-- START --
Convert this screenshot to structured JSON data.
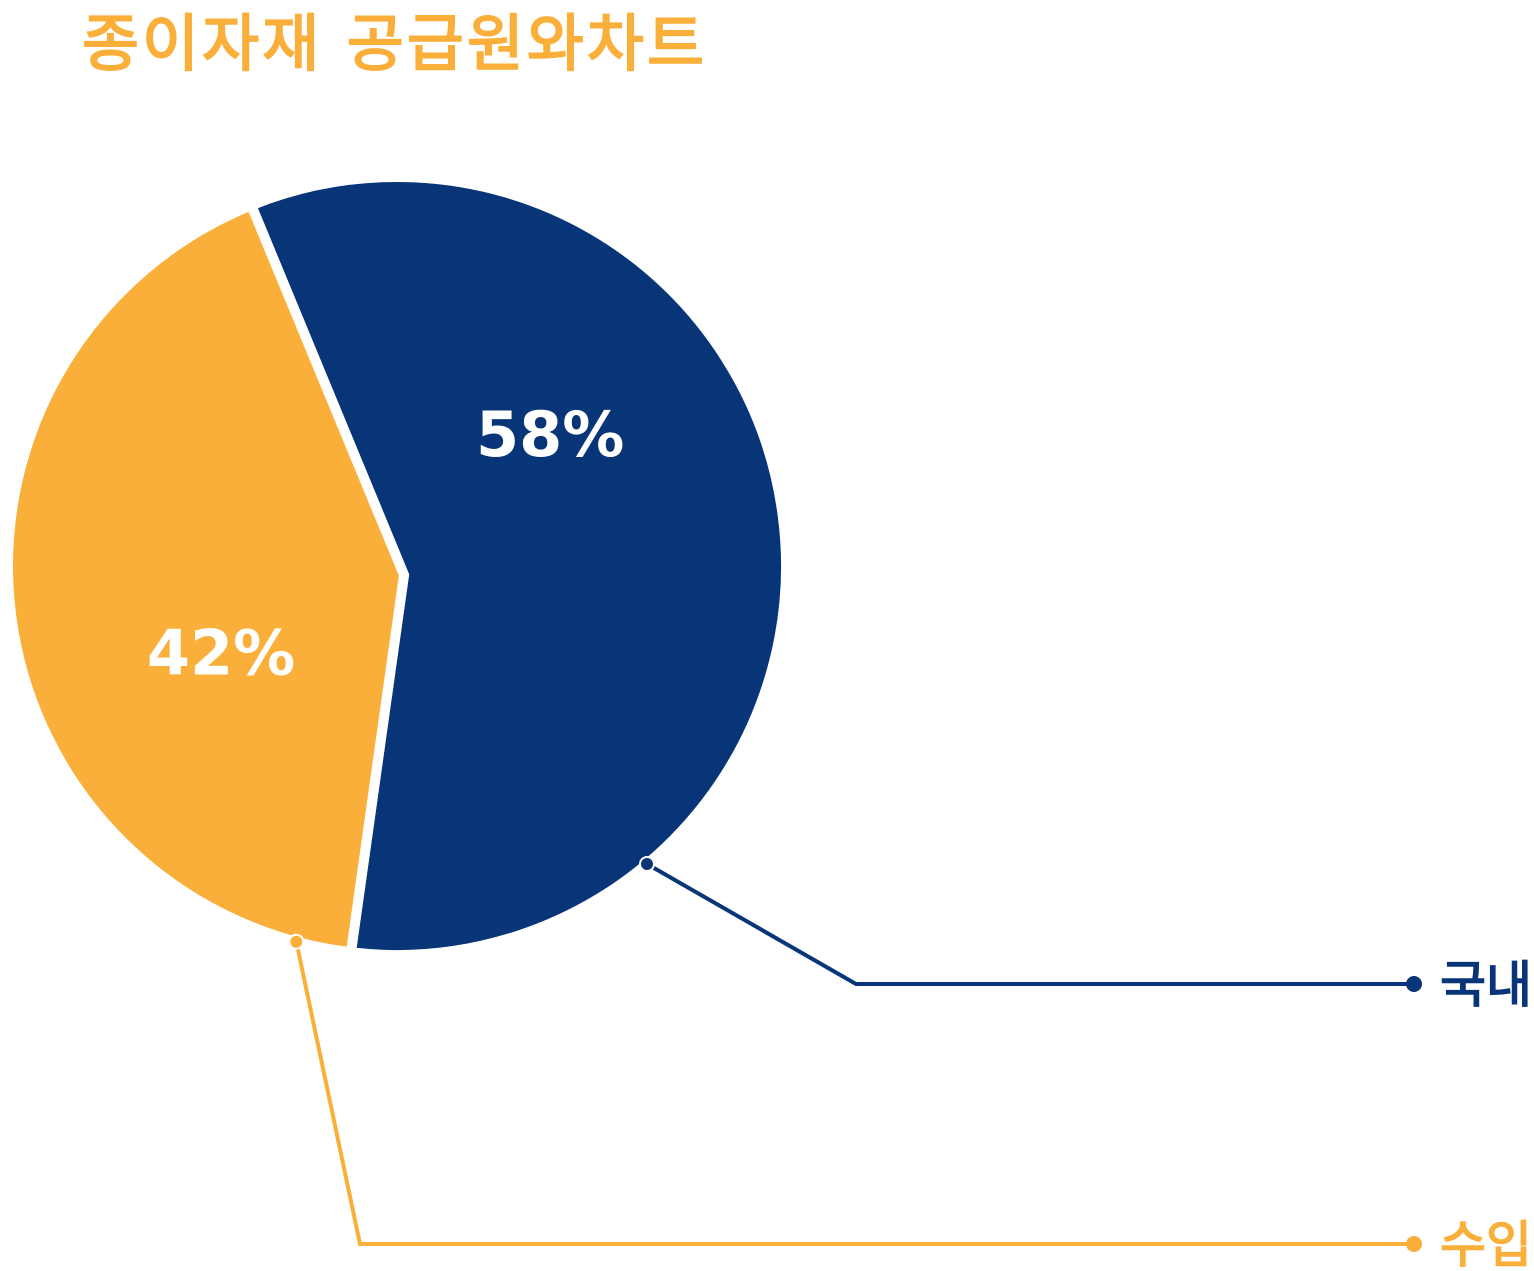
{
  "title": "종이자재 공급원와차트",
  "colors": {
    "title": "#F9AF3A",
    "background": "#FFFFFF"
  },
  "chart_data": {
    "type": "pie",
    "title": "종이자재 공급원와차트",
    "legend_placement": "right (leader lines)",
    "slices": [
      {
        "label": "국내",
        "value": 58,
        "value_label": "58%",
        "color": "#083577"
      },
      {
        "label": "수입",
        "value": 42,
        "value_label": "42%",
        "color": "#F9AF3A"
      }
    ]
  }
}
-- END --
[STATED PROBLEM]:
Generate a word-for-word copy of the preceding records, excluding all pictures.

[SOLUTION TO THIS PROBLEM]:
Convert this screenshot to structured JSON data.
{
  "title": "종이자재 공급원와차트",
  "colors": {
    "title": "#F9AF3A",
    "background": "#FFFFFF"
  },
  "chart_data": {
    "type": "pie",
    "title": "종이자재 공급원와차트",
    "legend_placement": "right (leader lines)",
    "slices": [
      {
        "label": "국내",
        "value": 58,
        "value_label": "58%",
        "color": "#083577"
      },
      {
        "label": "수입",
        "value": 42,
        "value_label": "42%",
        "color": "#F9AF3A"
      }
    ]
  }
}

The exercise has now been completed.